Texte fourni —
Texte intégral
YVES CALVI
Bonjour Christophe BECHU.
CHRISTOPHE BECHU
Bonjour Yves CALVI.
YVES CALVI
Vous êtes ministre de la Transition écologique. Et nous avons deux actualités très importantes sur lesquelles nous allons revenir ce matin, la sécheresse qui touche le pays, et puis, votre grand Plan Vélo qui est présenté aujourd’hui. Commençons, s’il-vous-plaît, par la sécheresse, trois départements sont déjà en niveau crise, avec des restrictions extrêmement sévères, je veux parler des Bouches-du-Rhône, du Gard et du Var. Pouvez-vous nous détailler les contraintes mises en place dans ces départements ?
CHRISTOPHE BECHU
On a effectivement une situation qui justifie qu’il y ait des contraintes dès maintenant, et dans quelques jours, c’est les Pyrénées-Orientales qui vont également basculer en niveau crise, un département dans lequel il n’y a pas eu une vraie journée de pluie depuis un an, pour vous donner une ampleur de la situation qui nous attend…
YVES CALVI
Il n’a pas plu sérieusement dans les Pyrénées-Orientales depuis un an ?

Exercice court 1 — Extrayez de la liste toutes les lignes comportant la chaîne « title », en tenant compte de la casse.

Données à traiter —

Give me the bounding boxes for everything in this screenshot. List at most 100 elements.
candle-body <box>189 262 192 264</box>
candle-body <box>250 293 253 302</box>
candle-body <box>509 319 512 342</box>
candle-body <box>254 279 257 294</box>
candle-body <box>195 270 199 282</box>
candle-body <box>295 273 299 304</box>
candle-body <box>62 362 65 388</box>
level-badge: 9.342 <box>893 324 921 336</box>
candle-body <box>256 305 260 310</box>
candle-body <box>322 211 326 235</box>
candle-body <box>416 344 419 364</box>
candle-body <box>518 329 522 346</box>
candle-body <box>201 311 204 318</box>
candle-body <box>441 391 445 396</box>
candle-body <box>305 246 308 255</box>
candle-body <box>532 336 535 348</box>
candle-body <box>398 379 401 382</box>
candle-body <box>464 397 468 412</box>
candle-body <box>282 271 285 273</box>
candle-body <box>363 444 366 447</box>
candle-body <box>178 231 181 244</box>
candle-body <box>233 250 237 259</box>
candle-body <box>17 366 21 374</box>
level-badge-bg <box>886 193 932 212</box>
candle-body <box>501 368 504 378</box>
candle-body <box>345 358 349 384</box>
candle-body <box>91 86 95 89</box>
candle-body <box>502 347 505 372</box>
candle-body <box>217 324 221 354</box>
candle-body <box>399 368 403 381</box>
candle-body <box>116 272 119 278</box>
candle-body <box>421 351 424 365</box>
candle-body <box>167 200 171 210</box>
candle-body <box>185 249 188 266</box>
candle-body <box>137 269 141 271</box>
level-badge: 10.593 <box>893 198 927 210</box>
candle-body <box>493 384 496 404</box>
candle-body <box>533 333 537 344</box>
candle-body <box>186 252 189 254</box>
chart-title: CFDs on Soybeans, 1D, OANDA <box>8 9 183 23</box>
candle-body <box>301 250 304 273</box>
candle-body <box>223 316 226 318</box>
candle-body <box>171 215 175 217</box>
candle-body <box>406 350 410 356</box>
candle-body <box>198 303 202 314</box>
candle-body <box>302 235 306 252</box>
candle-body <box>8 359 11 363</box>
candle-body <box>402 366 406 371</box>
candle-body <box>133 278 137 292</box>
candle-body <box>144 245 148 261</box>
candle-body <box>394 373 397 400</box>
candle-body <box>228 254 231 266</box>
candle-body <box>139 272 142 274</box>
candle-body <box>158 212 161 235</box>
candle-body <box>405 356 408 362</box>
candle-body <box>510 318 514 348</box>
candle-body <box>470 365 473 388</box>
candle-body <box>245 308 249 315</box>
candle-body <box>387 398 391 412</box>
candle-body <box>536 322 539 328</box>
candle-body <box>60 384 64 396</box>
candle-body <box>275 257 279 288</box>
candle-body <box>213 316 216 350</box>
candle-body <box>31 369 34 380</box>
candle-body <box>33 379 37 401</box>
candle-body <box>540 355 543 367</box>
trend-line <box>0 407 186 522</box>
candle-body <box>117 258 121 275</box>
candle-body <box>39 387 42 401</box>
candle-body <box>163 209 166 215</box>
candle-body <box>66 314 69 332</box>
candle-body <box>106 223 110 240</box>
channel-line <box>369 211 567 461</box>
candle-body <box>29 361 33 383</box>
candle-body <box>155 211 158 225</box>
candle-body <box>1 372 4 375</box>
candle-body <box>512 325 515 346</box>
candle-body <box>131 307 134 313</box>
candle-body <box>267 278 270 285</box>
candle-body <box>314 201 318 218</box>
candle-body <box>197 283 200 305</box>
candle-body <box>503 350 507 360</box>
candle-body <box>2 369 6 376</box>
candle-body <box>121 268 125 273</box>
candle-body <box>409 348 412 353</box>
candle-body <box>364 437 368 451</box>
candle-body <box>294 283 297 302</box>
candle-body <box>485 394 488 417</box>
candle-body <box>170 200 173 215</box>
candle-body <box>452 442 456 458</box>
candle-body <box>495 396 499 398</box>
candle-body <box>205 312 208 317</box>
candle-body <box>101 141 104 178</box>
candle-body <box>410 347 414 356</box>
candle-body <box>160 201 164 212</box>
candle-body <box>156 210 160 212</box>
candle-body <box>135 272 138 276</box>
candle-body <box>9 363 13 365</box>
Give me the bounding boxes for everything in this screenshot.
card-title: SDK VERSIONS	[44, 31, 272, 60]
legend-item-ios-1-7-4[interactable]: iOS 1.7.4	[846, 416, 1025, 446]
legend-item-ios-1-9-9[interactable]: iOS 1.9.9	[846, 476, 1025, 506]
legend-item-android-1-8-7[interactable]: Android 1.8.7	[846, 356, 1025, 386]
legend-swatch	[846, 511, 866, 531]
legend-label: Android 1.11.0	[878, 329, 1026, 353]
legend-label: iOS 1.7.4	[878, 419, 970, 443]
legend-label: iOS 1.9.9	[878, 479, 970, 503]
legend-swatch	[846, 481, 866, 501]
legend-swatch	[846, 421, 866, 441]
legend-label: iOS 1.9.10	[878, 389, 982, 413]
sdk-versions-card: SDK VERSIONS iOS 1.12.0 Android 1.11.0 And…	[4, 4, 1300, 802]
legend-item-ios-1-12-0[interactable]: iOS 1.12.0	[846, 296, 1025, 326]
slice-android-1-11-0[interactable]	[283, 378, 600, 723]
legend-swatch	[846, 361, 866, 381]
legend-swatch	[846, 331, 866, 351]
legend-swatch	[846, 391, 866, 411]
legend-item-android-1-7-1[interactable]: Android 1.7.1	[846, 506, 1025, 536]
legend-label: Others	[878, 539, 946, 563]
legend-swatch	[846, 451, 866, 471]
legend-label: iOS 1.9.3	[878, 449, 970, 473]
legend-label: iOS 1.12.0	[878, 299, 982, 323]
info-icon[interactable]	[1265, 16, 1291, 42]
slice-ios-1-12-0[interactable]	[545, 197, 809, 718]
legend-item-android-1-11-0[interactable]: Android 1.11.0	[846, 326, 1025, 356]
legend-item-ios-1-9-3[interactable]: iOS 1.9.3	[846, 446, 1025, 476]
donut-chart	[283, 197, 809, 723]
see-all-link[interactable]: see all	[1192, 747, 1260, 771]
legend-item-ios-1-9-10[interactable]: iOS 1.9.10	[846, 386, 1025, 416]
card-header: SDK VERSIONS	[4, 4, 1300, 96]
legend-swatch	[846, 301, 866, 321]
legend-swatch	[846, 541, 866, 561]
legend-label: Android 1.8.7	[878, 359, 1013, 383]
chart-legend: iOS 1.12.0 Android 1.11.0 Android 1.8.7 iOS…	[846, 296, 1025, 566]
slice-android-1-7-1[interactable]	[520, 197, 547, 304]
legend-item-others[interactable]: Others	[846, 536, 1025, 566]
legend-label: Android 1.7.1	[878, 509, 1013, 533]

Exercice court 2 —
Répondez aux questions suivantes à partir de l'entretien :
(a) Quel ministère Christophe BECHU dirige-t-il ?
(b) Quels départements se trouvent déjà en niveau crise ?
(c) Quel département doit passer en niveau crise dans quelques jours ?

Réponse complète 1 —
chart-title: CFDs on Soybeans, 1D, OANDA <box>8 9 183 23</box>
card-title: SDK VERSIONS	[44, 31, 272, 60]

Réponse complète 2 —
(a) Celui de la Transition écologique.
(b) Les Bouches-du-Rhône, le Gard et le Var.
(c) Les Pyrénées-Orientales.